-- EXERCISE INSTRUCTIONS --
Write out each entry, exactly the way it appears.

-- SUPPLIED INFORMATION --
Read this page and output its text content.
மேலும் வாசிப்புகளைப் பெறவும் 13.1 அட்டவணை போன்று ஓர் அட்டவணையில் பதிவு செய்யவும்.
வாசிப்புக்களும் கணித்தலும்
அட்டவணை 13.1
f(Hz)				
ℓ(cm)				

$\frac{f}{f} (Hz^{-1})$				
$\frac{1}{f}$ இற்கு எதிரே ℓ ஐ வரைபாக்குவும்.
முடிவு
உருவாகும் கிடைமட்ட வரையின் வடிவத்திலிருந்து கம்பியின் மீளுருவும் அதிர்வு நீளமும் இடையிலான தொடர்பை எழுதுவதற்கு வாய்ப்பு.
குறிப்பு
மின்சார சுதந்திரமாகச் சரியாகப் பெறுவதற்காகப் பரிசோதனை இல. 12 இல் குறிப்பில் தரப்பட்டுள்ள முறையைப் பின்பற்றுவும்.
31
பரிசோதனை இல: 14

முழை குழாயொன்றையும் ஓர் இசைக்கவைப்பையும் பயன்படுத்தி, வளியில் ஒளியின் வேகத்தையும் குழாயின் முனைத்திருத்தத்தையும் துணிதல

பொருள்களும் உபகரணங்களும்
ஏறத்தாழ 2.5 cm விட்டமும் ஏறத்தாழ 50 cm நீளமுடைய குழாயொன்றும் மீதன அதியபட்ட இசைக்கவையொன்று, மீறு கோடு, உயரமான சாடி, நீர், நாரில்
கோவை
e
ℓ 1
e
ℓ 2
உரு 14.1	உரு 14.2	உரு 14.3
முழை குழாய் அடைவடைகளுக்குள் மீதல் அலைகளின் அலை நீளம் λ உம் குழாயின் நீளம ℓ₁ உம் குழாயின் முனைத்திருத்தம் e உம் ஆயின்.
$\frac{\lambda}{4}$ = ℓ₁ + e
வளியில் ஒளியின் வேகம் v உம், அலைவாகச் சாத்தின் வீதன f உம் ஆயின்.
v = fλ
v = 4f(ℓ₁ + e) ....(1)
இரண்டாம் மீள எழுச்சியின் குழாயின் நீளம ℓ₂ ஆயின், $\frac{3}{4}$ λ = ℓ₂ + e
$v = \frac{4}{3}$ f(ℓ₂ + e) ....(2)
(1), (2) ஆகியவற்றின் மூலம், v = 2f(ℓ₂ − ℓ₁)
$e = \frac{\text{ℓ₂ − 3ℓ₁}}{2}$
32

-- OUTPUT FOR THIS TASK --
Read this page and output its text content.
மேலும் வாசிப்புகளைப் பெறவும் 13.1 அட்டவணை போன்று ஓர் அட்டவணையில் பதிவு செய்யவும்.
வாசிப்புக்களும் கணித்தலும்
அட்டவணை 13.1
f(Hz)				
ℓ(cm)				

$\frac{f}{f} (Hz^{-1})$				
$\frac{1}{f}$ இற்கு எதிரே ℓ ஐ வரைபாக்குவும்.
முடிவு
உருவாகும் கிடைமட்ட வரையின் வடிவத்திலிருந்து கம்பியின் மீளுருவும் அதிர்வு நீளமும் இடையிலான தொடர்பை எழுதுவதற்கு வாய்ப்பு.
குறிப்பு
மின்சார சுதந்திரமாகச் சரியாகப் பெறுவதற்காகப் பரிசோதனை இல. 12 இல் குறிப்பில் தரப்பட்டுள்ள முறையைப் பின்பற்றுவும்.
31
பரிசோதனை இல: 14

முழை குழாயொன்றையும் ஓர் இசைக்கவைப்பையும் பயன்படுத்தி, வளியில் ஒளியின் வேகத்தையும் குழாயின் முனைத்திருத்தத்தையும் துணிதல

பொருள்களும் உபகரணங்களும்
ஏறத்தாழ 2.5 cm விட்டமும் ஏறத்தாழ 50 cm நீளமுடைய குழாயொன்றும் மீதன அதியபட்ட இசைக்கவையொன்று, மீறு கோடு, உயரமான சாடி, நீர், நாரில்
கோவை
e
ℓ 1
e
ℓ 2
உரு 14.1	உரு 14.2	உரு 14.3
முழை குழாய் அடைவடைகளுக்குள் மீதல் அலைகளின் அலை நீளம் λ உம் குழாயின் நீளம ℓ₁ உம் குழாயின் முனைத்திருத்தம் e உம் ஆயின்.
$\frac{\lambda}{4}$ = ℓ₁ + e
வளியில் ஒளியின் வேகம் v உம், அலைவாகச் சாத்தின் வீதன f உம் ஆயின்.
v = fλ
v = 4f(ℓ₁ + e) ....(1)
இரண்டாம் மீள எழுச்சியின் குழாயின் நீளம ℓ₂ ஆயின், $\frac{3}{4}$ λ = ℓ₂ + e
$v = \frac{4}{3}$ f(ℓ₂ + e) ....(2)
(1), (2) ஆகியவற்றின் மூலம், v = 2f(ℓ₂ − ℓ₁)
$e = \frac{\text{ℓ₂ − 3ℓ₁}}{2}$
32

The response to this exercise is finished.